--- begin ENTRIES PROVIDED ---

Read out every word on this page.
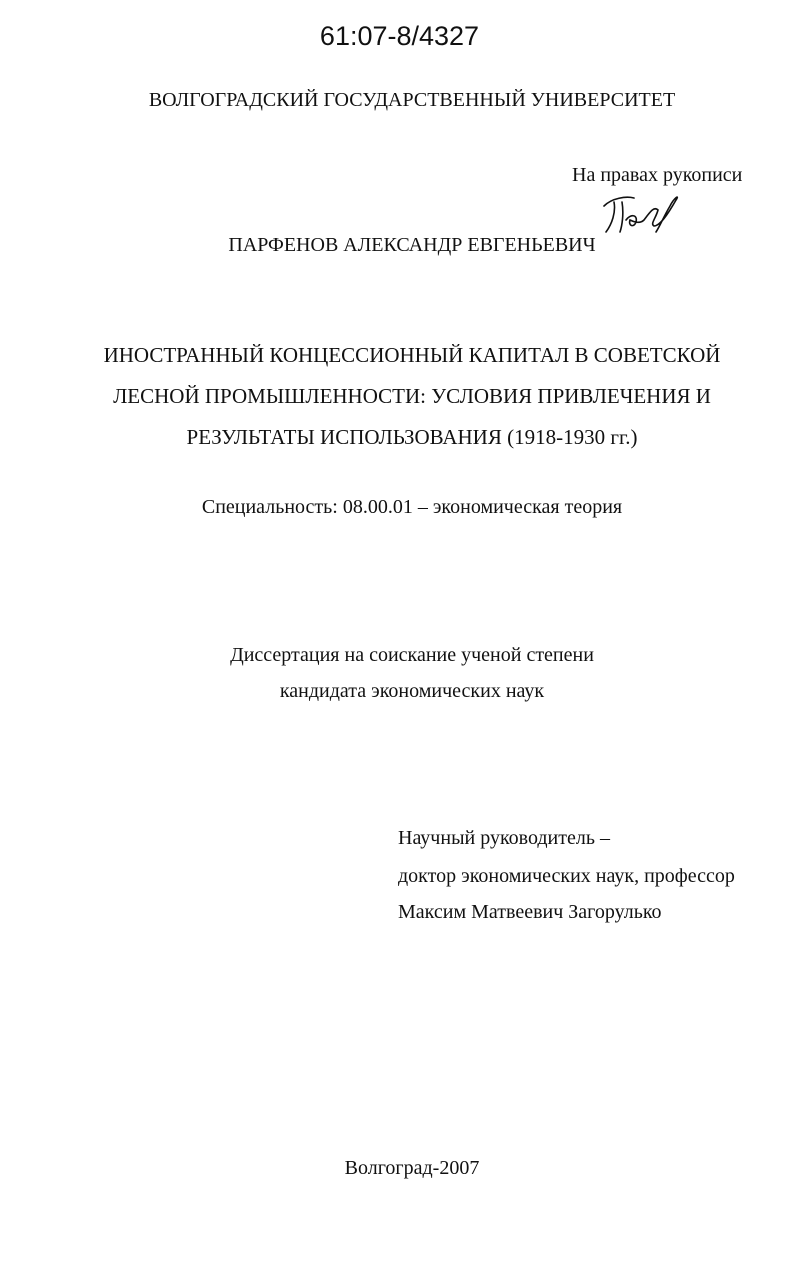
61:07-8/4327
ВОЛГОГРАДСКИЙ ГОСУДАРСТВЕННЫЙ УНИВЕРСИТЕТ
На правах рукописи
ПАРФЕНОВ АЛЕКСАНДР ЕВГЕНЬЕВИЧ
ИНОСТРАННЫЙ КОНЦЕССИОННЫЙ КАПИТАЛ В СОВЕТСКОЙ
ЛЕСНОЙ ПРОМЫШЛЕННОСТИ: УСЛОВИЯ ПРИВЛЕЧЕНИЯ И
РЕЗУЛЬТАТЫ ИСПОЛЬЗОВАНИЯ (1918-1930 гг.)
Специальность: 08.00.01 – экономическая теория
Диссертация на соискание ученой степени
кандидата экономических наук
Научный руководитель –
доктор экономических наук, профессор
Максим Матвеевич Загорулько
Волгоград-2007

--- end ENTRIES PROVIDED ---

### PROBLEM
Only a number is wanted: how many lines of the material above hold "наук"?

### RESULT OF THIS TASK
2